Records from a collection:
— Begin —
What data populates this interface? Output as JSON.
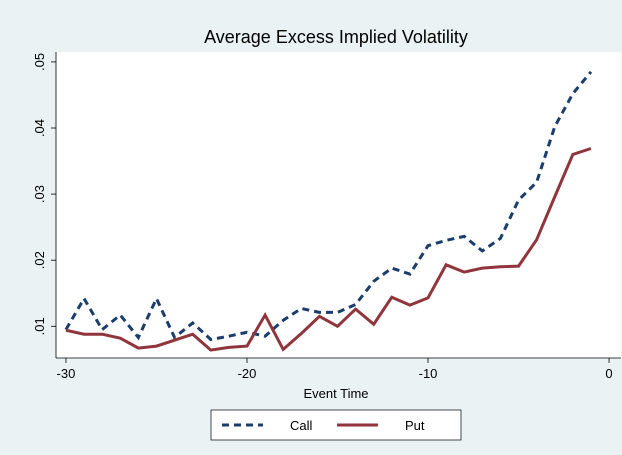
{
  "chart_data": {
    "type": "line",
    "title": "Average Excess Implied Volatility",
    "x_label": "Event Time",
    "x": [
      -30,
      -29,
      -28,
      -27,
      -26,
      -25,
      -24,
      -23,
      -22,
      -21,
      -20,
      -19,
      -18,
      -17,
      -16,
      -15,
      -14,
      -13,
      -12,
      -11,
      -10,
      -9,
      -8,
      -7,
      -6,
      -5,
      -4,
      -3,
      -2,
      -1
    ],
    "series": [
      {
        "name": "Call",
        "color": "#1a3d6d",
        "dashed": true,
        "values": [
          0.0095,
          0.0142,
          0.0095,
          0.0117,
          0.0083,
          0.0142,
          0.0083,
          0.0105,
          0.008,
          0.0085,
          0.0091,
          0.0085,
          0.0109,
          0.0127,
          0.0121,
          0.0121,
          0.0133,
          0.0168,
          0.0188,
          0.0179,
          0.0222,
          0.023,
          0.0236,
          0.0214,
          0.0233,
          0.0291,
          0.0318,
          0.0402,
          0.0452,
          0.0485
        ]
      },
      {
        "name": "Put",
        "color": "#90353b",
        "dashed": false,
        "values": [
          0.0094,
          0.0088,
          0.0088,
          0.0082,
          0.0067,
          0.007,
          0.0079,
          0.0088,
          0.0064,
          0.0068,
          0.007,
          0.0117,
          0.0065,
          0.0089,
          0.0115,
          0.01,
          0.0126,
          0.0103,
          0.0144,
          0.0132,
          0.0143,
          0.0193,
          0.0182,
          0.0188,
          0.019,
          0.0191,
          0.0231,
          0.0296,
          0.036,
          0.0369
        ]
      }
    ],
    "xlim": [
      -30.55,
      0.66
    ],
    "xticks": [
      -30,
      -20,
      -10,
      0
    ],
    "ylim": [
      0.0052,
      0.0515
    ],
    "yticks": [
      {
        "value": 0.01,
        "label": ".01"
      },
      {
        "value": 0.02,
        "label": ".02"
      },
      {
        "value": 0.03,
        "label": ".03"
      },
      {
        "value": 0.04,
        "label": ".04"
      },
      {
        "value": 0.05,
        "label": ".05"
      }
    ],
    "legend": "bottom"
  }
}
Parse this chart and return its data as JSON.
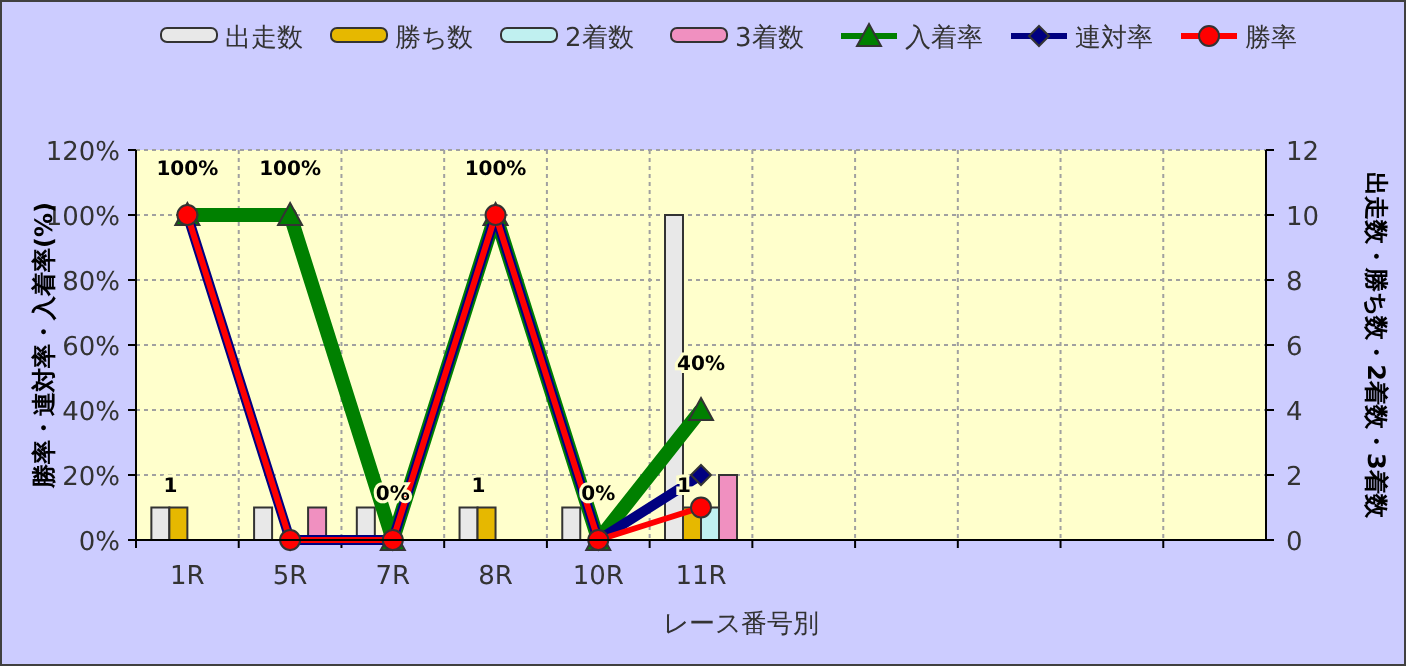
{
  "chart_data": {
    "type": "bar",
    "xlabel": "レース番号別",
    "ylabel": "勝率・連対率・入着率(%)",
    "y2label": "出走数・勝ち数・2着数・3着数",
    "categories": [
      "1R",
      "5R",
      "7R",
      "8R",
      "10R",
      "11R",
      null,
      null,
      null,
      null,
      null
    ],
    "ylim": [
      0,
      120
    ],
    "yticks": [
      {
        "value": 0,
        "label": "0%"
      },
      {
        "value": 20,
        "label": "20%"
      },
      {
        "value": 40,
        "label": "40%"
      },
      {
        "value": 60,
        "label": "60%"
      },
      {
        "value": 80,
        "label": "80%"
      },
      {
        "value": 100,
        "label": "100%"
      },
      {
        "value": 120,
        "label": "120%"
      }
    ],
    "y2lim": [
      0,
      12
    ],
    "y2ticks": [
      0,
      2,
      4,
      6,
      8,
      10,
      12
    ],
    "grid": true,
    "legend": "top",
    "series": [
      {
        "name": "出走数",
        "axis": "y2",
        "color": "#e8e8e8",
        "values": [
          1,
          1,
          1,
          1,
          1,
          10,
          null,
          null,
          null,
          null,
          null
        ]
      },
      {
        "name": "勝ち数",
        "axis": "y2",
        "color": "#e6b800",
        "values": [
          1,
          0,
          0,
          1,
          0,
          1,
          null,
          null,
          null,
          null,
          null
        ],
        "value_labels": [
          "1",
          null,
          null,
          "1",
          null,
          "1",
          null,
          null,
          null,
          null,
          null
        ]
      },
      {
        "name": "2着数",
        "axis": "y2",
        "color": "#c0f0f0",
        "values": [
          0,
          0,
          0,
          0,
          0,
          1,
          null,
          null,
          null,
          null,
          null
        ]
      },
      {
        "name": "3着数",
        "axis": "y2",
        "color": "#f090c0",
        "values": [
          0,
          1,
          0,
          0,
          0,
          2,
          null,
          null,
          null,
          null,
          null
        ]
      },
      {
        "name": "入着率",
        "type": "line",
        "color": "#008000",
        "marker": "triangle",
        "values": [
          100,
          100,
          0,
          100,
          0,
          40,
          null,
          null,
          null,
          null,
          null
        ],
        "value_labels": [
          "100%",
          "100%",
          "0%",
          "100%",
          "0%",
          "40%",
          null,
          null,
          null,
          null,
          null
        ]
      },
      {
        "name": "連対率",
        "type": "line",
        "color": "#000080",
        "marker": "diamond",
        "values": [
          100,
          0,
          0,
          100,
          0,
          20,
          null,
          null,
          null,
          null,
          null
        ]
      },
      {
        "name": "勝率",
        "type": "line",
        "color": "#ff0000",
        "marker": "circle",
        "values": [
          100,
          0,
          0,
          100,
          0,
          10,
          null,
          null,
          null,
          null,
          null
        ]
      }
    ]
  }
}
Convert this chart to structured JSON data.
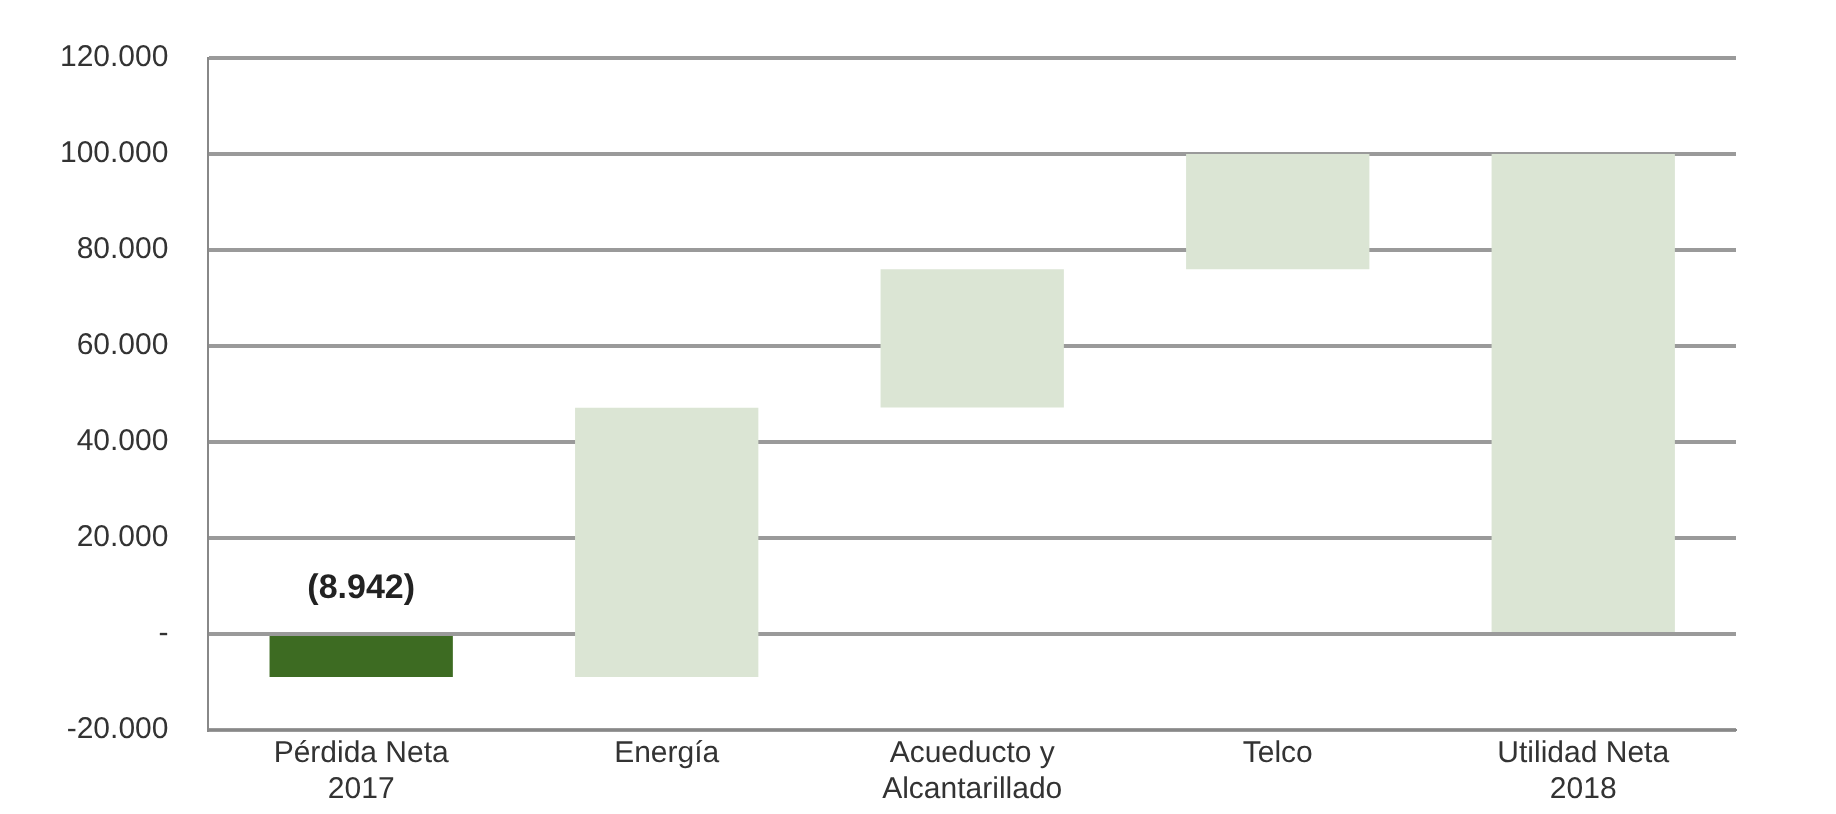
— End —
Repeat each entry precisely as it appears. Leave the pictures out.

What data populates this interface? Output as JSON.
{
  "chart_data": {
    "type": "line",
    "title": "Average Excess Implied Volatility",
    "x_label": "Event Time",
    "x": [
      -30,
      -29,
      -28,
      -27,
      -26,
      -25,
      -24,
      -23,
      -22,
      -21,
      -20,
      -19,
      -18,
      -17,
      -16,
      -15,
      -14,
      -13,
      -12,
      -11,
      -10,
      -9,
      -8,
      -7,
      -6,
      -5,
      -4,
      -3,
      -2,
      -1
    ],
    "series": [
      {
        "name": "Call",
        "color": "#1a3d6d",
        "dashed": true,
        "values": [
          0.0095,
          0.0142,
          0.0095,
          0.0117,
          0.0083,
          0.0142,
          0.0083,
          0.0105,
          0.008,
          0.0085,
          0.0091,
          0.0085,
          0.0109,
          0.0127,
          0.0121,
          0.0121,
          0.0133,
          0.0168,
          0.0188,
          0.0179,
          0.0222,
          0.023,
          0.0236,
          0.0214,
          0.0233,
          0.0291,
          0.0318,
          0.0402,
          0.0452,
          0.0485
        ]
      },
      {
        "name": "Put",
        "color": "#90353b",
        "dashed": false,
        "values": [
          0.0094,
          0.0088,
          0.0088,
          0.0082,
          0.0067,
          0.007,
          0.0079,
          0.0088,
          0.0064,
          0.0068,
          0.007,
          0.0117,
          0.0065,
          0.0089,
          0.0115,
          0.01,
          0.0126,
          0.0103,
          0.0144,
          0.0132,
          0.0143,
          0.0193,
          0.0182,
          0.0188,
          0.019,
          0.0191,
          0.0231,
          0.0296,
          0.036,
          0.0369
        ]
      }
    ],
    "xlim": [
      -30.55,
      0.66
    ],
    "xticks": [
      -30,
      -20,
      -10,
      0
    ],
    "ylim": [
      0.0052,
      0.0515
    ],
    "yticks": [
      {
        "value": 0.01,
        "label": ".01"
      },
      {
        "value": 0.02,
        "label": ".02"
      },
      {
        "value": 0.03,
        "label": ".03"
      },
      {
        "value": 0.04,
        "label": ".04"
      },
      {
        "value": 0.05,
        "label": ".05"
      }
    ],
    "legend": "bottom"
  }
}
Parse this chart and return its data as JSON.
{
  "chart_data": {
    "type": "bar",
    "xlabel": "レース番号別",
    "ylabel": "勝率・連対率・入着率(%)",
    "y2label": "出走数・勝ち数・2着数・3着数",
    "categories": [
      "1R",
      "5R",
      "7R",
      "8R",
      "10R",
      "11R",
      null,
      null,
      null,
      null,
      null
    ],
    "ylim": [
      0,
      120
    ],
    "yticks": [
      {
        "value": 0,
        "label": "0%"
      },
      {
        "value": 20,
        "label": "20%"
      },
      {
        "value": 40,
        "label": "40%"
      },
      {
        "value": 60,
        "label": "60%"
      },
      {
        "value": 80,
        "label": "80%"
      },
      {
        "value": 100,
        "label": "100%"
      },
      {
        "value": 120,
        "label": "120%"
      }
    ],
    "y2lim": [
      0,
      12
    ],
    "y2ticks": [
      0,
      2,
      4,
      6,
      8,
      10,
      12
    ],
    "grid": true,
    "legend": "top",
    "series": [
      {
        "name": "出走数",
        "axis": "y2",
        "color": "#e8e8e8",
        "values": [
          1,
          1,
          1,
          1,
          1,
          10,
          null,
          null,
          null,
          null,
          null
        ]
      },
      {
        "name": "勝ち数",
        "axis": "y2",
        "color": "#e6b800",
        "values": [
          1,
          0,
          0,
          1,
          0,
          1,
          null,
          null,
          null,
          null,
          null
        ],
        "value_labels": [
          "1",
          null,
          null,
          "1",
          null,
          "1",
          null,
          null,
          null,
          null,
          null
        ]
      },
      {
        "name": "2着数",
        "axis": "y2",
        "color": "#c0f0f0",
        "values": [
          0,
          0,
          0,
          0,
          0,
          1,
          null,
          null,
          null,
          null,
          null
        ]
      },
      {
        "name": "3着数",
        "axis": "y2",
        "color": "#f090c0",
        "values": [
          0,
          1,
          0,
          0,
          0,
          2,
          null,
          null,
          null,
          null,
          null
        ]
      },
      {
        "name": "入着率",
        "type": "line",
        "color": "#008000",
        "marker": "triangle",
        "values": [
          100,
          100,
          0,
          100,
          0,
          40,
          null,
          null,
          null,
          null,
          null
        ],
        "value_labels": [
          "100%",
          "100%",
          "0%",
          "100%",
          "0%",
          "40%",
          null,
          null,
          null,
          null,
          null
        ]
      },
      {
        "name": "連対率",
        "type": "line",
        "color": "#000080",
        "marker": "diamond",
        "values": [
          100,
          0,
          0,
          100,
          0,
          20,
          null,
          null,
          null,
          null,
          null
        ]
      },
      {
        "name": "勝率",
        "type": "line",
        "color": "#ff0000",
        "marker": "circle",
        "values": [
          100,
          0,
          0,
          100,
          0,
          10,
          null,
          null,
          null,
          null,
          null
        ]
      }
    ]
  }
}
Convert this chart to structured JSON data.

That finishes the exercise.